What is expected
From the entries below, copy every line that holds the word "Anchored".

Record list
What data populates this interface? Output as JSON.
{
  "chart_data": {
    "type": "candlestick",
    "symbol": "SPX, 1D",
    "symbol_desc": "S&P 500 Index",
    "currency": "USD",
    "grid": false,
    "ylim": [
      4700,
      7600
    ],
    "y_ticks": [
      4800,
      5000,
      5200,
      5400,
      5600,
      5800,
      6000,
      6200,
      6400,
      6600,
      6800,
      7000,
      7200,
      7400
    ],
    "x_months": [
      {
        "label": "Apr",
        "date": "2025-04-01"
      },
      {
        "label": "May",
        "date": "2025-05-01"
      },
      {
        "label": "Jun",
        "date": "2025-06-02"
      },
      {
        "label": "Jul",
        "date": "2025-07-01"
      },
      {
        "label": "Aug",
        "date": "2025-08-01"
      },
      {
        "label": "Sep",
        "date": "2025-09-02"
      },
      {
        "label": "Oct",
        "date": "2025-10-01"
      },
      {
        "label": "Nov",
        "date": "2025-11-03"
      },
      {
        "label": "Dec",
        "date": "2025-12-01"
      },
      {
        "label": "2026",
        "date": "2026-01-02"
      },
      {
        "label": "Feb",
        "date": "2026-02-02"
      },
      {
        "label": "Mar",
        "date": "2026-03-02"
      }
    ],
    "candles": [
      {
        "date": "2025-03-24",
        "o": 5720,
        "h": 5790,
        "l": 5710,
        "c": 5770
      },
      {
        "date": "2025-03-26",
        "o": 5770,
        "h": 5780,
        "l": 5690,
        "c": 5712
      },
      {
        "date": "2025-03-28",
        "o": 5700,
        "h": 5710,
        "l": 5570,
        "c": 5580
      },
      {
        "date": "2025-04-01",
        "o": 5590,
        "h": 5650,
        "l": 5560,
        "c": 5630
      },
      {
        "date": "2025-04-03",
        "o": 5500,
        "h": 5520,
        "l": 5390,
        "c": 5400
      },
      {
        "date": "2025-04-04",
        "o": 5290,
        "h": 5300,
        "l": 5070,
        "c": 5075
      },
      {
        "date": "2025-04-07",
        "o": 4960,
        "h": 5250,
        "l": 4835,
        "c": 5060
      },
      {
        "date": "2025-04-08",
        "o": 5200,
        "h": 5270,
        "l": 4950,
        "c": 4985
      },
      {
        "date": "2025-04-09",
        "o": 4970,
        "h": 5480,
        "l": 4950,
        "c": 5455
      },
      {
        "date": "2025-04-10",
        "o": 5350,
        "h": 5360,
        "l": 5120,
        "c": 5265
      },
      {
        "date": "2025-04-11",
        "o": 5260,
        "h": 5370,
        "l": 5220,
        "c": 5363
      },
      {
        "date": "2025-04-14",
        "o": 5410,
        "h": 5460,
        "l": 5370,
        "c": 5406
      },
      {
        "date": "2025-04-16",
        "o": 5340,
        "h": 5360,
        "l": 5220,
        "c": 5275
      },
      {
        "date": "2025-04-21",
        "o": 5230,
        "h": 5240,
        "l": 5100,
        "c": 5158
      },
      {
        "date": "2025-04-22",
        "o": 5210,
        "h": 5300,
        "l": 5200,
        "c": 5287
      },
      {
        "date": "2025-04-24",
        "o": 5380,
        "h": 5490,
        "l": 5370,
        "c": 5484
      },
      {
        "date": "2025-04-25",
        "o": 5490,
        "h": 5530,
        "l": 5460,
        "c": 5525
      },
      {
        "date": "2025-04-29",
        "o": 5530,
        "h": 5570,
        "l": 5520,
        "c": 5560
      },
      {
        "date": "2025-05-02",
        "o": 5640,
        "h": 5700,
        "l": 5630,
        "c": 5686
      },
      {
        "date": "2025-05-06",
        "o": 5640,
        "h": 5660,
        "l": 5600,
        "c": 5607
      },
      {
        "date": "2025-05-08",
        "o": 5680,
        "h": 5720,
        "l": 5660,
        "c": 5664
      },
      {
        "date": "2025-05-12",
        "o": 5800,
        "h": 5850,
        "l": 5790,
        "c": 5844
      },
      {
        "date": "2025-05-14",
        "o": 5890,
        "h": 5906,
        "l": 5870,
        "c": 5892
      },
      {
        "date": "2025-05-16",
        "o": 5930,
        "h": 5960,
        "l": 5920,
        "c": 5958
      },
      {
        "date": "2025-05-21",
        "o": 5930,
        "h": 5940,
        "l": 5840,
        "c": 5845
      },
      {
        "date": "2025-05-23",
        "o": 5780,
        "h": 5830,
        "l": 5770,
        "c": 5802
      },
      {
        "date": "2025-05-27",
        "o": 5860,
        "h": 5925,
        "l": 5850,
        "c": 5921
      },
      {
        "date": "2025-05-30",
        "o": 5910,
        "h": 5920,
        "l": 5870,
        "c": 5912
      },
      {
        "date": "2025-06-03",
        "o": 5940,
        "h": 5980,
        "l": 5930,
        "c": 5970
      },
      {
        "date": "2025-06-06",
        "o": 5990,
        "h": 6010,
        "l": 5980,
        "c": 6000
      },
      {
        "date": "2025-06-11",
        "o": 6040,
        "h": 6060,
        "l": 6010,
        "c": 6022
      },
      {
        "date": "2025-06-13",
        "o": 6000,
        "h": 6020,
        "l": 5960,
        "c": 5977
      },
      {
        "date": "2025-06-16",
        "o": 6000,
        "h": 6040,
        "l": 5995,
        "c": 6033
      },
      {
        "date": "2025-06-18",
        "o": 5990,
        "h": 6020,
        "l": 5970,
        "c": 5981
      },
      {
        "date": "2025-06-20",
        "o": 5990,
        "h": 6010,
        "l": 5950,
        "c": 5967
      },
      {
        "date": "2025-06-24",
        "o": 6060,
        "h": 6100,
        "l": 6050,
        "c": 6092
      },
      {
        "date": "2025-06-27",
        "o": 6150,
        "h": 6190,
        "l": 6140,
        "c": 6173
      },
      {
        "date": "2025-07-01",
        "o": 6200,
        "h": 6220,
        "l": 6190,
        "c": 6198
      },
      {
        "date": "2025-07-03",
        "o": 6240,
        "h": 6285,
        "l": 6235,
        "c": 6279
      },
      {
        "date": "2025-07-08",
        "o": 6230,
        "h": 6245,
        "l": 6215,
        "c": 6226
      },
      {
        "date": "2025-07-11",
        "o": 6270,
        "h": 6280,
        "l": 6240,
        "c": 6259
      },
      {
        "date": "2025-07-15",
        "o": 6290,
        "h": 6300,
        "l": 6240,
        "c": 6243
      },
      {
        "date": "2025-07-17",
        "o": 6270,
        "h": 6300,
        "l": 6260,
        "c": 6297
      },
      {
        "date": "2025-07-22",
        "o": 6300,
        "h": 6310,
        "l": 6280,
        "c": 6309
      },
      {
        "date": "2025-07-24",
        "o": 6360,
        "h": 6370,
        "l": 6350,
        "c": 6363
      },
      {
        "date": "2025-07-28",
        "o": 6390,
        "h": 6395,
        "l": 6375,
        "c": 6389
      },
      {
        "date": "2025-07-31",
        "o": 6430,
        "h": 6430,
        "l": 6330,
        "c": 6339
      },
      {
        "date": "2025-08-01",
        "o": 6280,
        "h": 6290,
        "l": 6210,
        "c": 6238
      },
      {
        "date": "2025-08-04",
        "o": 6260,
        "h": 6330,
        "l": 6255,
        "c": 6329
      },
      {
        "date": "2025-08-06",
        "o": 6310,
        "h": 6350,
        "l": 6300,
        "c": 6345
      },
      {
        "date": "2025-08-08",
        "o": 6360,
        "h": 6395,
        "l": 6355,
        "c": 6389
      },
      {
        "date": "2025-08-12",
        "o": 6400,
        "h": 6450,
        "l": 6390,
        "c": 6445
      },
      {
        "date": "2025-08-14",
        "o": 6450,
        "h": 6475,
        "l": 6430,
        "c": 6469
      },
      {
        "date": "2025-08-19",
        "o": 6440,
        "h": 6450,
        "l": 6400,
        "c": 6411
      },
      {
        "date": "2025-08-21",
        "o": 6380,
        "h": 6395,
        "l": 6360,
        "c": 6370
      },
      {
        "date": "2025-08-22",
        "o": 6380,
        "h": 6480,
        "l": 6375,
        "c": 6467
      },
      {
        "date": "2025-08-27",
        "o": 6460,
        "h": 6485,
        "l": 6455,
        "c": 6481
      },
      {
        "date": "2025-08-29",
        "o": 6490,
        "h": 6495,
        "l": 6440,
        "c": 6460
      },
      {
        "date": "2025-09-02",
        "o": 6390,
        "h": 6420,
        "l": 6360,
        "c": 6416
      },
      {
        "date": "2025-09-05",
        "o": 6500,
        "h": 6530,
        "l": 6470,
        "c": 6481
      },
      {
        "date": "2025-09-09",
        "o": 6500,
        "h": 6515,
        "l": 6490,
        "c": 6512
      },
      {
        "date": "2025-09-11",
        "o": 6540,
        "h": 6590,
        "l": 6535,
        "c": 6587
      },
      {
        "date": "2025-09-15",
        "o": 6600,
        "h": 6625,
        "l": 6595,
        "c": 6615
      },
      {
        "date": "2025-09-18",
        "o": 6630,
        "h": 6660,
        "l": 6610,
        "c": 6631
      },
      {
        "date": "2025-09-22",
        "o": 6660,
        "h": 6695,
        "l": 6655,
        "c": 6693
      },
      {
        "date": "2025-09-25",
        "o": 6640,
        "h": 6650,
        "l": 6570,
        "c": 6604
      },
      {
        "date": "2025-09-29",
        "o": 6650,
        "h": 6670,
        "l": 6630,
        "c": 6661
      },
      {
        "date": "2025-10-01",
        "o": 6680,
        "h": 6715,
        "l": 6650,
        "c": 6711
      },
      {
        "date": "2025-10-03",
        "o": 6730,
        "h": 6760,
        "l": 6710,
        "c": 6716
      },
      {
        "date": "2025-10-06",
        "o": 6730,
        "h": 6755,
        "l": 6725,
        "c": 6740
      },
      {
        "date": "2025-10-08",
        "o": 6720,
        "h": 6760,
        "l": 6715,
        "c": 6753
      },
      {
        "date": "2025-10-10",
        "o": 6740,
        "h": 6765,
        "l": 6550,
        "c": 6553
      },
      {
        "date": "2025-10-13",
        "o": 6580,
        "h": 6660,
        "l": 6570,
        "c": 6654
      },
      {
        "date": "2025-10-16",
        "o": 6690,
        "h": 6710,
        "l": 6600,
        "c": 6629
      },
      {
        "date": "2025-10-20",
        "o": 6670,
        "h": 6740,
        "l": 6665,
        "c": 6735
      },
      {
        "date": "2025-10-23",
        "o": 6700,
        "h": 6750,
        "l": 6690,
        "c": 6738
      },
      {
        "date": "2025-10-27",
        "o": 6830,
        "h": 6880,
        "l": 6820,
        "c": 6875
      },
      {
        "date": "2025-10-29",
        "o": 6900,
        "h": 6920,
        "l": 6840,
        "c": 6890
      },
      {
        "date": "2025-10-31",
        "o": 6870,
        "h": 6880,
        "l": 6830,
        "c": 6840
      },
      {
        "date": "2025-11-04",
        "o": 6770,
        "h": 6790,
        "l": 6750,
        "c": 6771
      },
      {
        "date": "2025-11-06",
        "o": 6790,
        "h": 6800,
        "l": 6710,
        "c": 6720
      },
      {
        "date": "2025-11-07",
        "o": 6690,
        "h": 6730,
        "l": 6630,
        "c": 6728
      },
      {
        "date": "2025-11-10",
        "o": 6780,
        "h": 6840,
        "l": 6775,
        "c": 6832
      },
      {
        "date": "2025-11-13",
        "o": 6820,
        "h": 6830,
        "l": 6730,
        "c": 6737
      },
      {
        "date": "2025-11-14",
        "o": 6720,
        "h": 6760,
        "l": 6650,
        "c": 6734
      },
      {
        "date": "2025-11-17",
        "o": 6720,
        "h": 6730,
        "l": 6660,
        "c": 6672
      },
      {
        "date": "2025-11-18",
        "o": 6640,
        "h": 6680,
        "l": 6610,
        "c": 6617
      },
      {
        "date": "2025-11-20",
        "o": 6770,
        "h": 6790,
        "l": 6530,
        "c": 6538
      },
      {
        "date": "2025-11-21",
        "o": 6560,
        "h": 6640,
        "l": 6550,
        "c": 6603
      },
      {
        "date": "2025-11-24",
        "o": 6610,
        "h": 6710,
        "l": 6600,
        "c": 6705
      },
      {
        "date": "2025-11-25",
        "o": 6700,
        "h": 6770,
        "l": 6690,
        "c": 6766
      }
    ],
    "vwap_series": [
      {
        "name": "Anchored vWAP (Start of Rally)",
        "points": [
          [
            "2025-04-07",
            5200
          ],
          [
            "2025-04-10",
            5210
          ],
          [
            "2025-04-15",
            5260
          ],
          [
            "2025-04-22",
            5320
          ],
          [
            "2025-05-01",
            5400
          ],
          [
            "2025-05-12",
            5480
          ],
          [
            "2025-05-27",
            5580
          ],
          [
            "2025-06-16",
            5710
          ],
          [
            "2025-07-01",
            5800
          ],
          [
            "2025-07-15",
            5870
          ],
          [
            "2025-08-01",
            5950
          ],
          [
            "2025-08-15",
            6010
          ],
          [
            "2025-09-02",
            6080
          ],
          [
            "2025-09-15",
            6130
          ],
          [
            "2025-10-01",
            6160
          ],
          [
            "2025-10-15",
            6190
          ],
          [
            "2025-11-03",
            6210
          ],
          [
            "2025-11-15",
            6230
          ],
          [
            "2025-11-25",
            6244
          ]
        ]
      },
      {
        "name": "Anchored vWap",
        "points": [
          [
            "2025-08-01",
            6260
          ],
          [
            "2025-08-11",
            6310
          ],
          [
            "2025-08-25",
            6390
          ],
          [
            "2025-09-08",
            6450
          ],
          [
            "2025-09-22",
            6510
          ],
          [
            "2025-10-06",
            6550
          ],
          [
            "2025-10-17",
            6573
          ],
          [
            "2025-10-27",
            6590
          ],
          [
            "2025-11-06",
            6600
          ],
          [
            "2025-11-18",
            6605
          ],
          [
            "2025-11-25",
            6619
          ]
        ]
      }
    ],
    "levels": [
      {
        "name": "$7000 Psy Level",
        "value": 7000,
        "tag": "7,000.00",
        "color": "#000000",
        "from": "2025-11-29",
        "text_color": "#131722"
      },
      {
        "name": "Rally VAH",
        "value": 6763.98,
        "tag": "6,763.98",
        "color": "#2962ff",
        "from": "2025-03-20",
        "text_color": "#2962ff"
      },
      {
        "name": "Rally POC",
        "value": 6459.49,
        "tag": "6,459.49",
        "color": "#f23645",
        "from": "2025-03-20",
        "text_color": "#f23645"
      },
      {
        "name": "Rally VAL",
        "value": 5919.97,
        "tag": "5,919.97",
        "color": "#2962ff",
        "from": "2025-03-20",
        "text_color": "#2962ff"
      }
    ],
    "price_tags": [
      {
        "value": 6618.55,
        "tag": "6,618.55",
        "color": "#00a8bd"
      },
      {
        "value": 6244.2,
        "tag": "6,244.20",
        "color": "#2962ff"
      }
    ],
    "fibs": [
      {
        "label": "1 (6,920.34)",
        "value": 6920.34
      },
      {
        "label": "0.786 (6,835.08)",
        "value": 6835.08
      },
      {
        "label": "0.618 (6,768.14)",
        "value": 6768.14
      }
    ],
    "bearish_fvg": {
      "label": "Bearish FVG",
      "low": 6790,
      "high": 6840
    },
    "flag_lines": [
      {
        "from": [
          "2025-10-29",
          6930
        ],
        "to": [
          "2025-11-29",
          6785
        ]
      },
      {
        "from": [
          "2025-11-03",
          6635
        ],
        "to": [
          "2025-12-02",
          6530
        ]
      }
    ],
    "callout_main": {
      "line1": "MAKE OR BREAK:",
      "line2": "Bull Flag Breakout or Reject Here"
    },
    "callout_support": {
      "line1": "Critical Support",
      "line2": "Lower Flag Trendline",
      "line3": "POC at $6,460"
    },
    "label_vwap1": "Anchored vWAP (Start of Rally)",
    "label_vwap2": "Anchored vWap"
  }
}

Answer to this problem
        "name": "Anchored vWAP (Start of Rally)",
        "name": "Anchored vWap",
    "label_vwap1": "Anchored vWAP (Start of Rally)",
    "label_vwap2": "Anchored vWap"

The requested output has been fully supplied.